DATA RECORDS:
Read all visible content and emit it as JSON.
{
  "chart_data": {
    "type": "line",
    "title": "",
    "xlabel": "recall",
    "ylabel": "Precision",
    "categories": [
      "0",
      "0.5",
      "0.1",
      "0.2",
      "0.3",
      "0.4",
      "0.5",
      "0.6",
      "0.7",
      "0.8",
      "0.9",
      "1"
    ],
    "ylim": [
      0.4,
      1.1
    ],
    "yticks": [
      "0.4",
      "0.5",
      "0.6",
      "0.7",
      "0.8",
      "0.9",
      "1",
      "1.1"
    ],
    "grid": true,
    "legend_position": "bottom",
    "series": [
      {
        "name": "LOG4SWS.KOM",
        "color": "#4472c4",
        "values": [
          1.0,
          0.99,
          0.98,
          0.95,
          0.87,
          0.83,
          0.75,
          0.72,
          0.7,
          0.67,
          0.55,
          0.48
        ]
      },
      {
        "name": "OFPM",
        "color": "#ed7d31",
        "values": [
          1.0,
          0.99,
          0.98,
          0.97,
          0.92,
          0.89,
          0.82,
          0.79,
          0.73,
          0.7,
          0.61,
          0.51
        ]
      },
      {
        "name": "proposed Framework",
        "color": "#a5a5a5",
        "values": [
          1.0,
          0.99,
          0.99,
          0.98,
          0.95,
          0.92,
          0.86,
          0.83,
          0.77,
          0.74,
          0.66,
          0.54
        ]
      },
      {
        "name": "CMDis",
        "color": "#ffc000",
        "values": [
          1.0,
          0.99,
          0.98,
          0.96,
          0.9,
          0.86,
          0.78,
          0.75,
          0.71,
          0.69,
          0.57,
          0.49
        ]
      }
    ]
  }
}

OBJECTIVE: Faithfully copy every entry, leaving nothing out.

SOLUTION BELOW:
Read all visible content and emit it as JSON.
{
  "chart_data": {
    "type": "line",
    "title": "",
    "xlabel": "recall",
    "ylabel": "Precision",
    "categories": [
      "0",
      "0.5",
      "0.1",
      "0.2",
      "0.3",
      "0.4",
      "0.5",
      "0.6",
      "0.7",
      "0.8",
      "0.9",
      "1"
    ],
    "ylim": [
      0.4,
      1.1
    ],
    "yticks": [
      "0.4",
      "0.5",
      "0.6",
      "0.7",
      "0.8",
      "0.9",
      "1",
      "1.1"
    ],
    "grid": true,
    "legend_position": "bottom",
    "series": [
      {
        "name": "LOG4SWS.KOM",
        "color": "#4472c4",
        "values": [
          1.0,
          0.99,
          0.98,
          0.95,
          0.87,
          0.83,
          0.75,
          0.72,
          0.7,
          0.67,
          0.55,
          0.48
        ]
      },
      {
        "name": "OFPM",
        "color": "#ed7d31",
        "values": [
          1.0,
          0.99,
          0.98,
          0.97,
          0.92,
          0.89,
          0.82,
          0.79,
          0.73,
          0.7,
          0.61,
          0.51
        ]
      },
      {
        "name": "proposed Framework",
        "color": "#a5a5a5",
        "values": [
          1.0,
          0.99,
          0.99,
          0.98,
          0.95,
          0.92,
          0.86,
          0.83,
          0.77,
          0.74,
          0.66,
          0.54
        ]
      },
      {
        "name": "CMDis",
        "color": "#ffc000",
        "values": [
          1.0,
          0.99,
          0.98,
          0.96,
          0.9,
          0.86,
          0.78,
          0.75,
          0.71,
          0.69,
          0.57,
          0.49
        ]
      }
    ]
  }
}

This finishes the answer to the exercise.